╭─ RECORDED INFORMATION
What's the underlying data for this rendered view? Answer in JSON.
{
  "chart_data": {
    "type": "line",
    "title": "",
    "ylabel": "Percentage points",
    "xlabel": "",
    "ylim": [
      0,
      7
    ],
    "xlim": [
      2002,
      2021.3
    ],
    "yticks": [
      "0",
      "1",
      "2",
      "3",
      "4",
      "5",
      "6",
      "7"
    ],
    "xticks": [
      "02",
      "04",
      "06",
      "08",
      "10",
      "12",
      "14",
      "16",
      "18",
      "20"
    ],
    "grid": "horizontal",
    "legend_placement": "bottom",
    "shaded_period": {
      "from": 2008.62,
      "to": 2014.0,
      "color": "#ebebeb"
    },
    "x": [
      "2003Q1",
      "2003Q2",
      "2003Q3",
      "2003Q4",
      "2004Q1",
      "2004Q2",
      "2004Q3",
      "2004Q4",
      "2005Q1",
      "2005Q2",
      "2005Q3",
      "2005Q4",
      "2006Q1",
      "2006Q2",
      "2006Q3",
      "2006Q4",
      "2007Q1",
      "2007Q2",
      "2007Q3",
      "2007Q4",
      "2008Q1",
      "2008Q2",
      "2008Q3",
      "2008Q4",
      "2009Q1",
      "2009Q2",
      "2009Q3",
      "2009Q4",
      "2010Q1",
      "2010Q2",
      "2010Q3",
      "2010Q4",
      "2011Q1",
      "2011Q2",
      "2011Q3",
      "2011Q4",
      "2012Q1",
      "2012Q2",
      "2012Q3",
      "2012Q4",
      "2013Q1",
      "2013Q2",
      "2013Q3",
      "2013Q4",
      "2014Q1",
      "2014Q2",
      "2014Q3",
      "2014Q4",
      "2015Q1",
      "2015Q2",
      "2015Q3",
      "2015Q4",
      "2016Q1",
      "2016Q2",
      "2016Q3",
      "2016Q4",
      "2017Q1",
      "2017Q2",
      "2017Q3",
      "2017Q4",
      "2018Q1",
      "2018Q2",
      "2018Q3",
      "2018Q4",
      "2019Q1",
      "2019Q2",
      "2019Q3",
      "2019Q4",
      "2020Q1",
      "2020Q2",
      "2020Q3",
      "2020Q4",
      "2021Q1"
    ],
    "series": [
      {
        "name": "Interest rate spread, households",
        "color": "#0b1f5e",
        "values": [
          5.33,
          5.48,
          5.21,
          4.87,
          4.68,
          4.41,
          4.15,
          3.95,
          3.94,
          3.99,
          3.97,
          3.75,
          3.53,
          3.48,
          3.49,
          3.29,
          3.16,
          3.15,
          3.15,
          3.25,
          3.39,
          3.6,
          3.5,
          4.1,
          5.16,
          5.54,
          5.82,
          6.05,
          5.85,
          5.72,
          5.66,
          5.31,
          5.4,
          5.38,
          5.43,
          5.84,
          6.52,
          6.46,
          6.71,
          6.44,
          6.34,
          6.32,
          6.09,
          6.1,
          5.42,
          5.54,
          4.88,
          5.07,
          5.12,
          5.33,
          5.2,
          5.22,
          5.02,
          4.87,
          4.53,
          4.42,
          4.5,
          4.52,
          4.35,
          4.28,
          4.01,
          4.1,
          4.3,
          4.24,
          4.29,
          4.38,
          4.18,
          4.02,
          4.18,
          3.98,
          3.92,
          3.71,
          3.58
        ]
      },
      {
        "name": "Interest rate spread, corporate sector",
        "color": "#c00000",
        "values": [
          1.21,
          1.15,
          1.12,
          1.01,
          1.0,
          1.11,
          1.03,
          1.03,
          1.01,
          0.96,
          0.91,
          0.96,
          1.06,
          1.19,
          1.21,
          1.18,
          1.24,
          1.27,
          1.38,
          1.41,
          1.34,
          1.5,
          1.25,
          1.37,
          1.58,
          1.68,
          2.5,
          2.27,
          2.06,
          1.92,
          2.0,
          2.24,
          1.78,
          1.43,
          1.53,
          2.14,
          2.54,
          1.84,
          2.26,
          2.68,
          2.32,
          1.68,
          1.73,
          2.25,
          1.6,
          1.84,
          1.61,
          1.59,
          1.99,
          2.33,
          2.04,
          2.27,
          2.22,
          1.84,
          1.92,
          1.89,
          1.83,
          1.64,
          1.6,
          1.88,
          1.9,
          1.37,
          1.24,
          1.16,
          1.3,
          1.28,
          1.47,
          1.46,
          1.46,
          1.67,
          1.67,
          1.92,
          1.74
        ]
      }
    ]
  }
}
╰─
**TASK OBJECTIVE:** Select and copy every line of the material that holds the string "color".

**EXERCISE ANSWER:**
      "color": "#ebebeb"
        "color": "#0b1f5e",
        "color": "#c00000",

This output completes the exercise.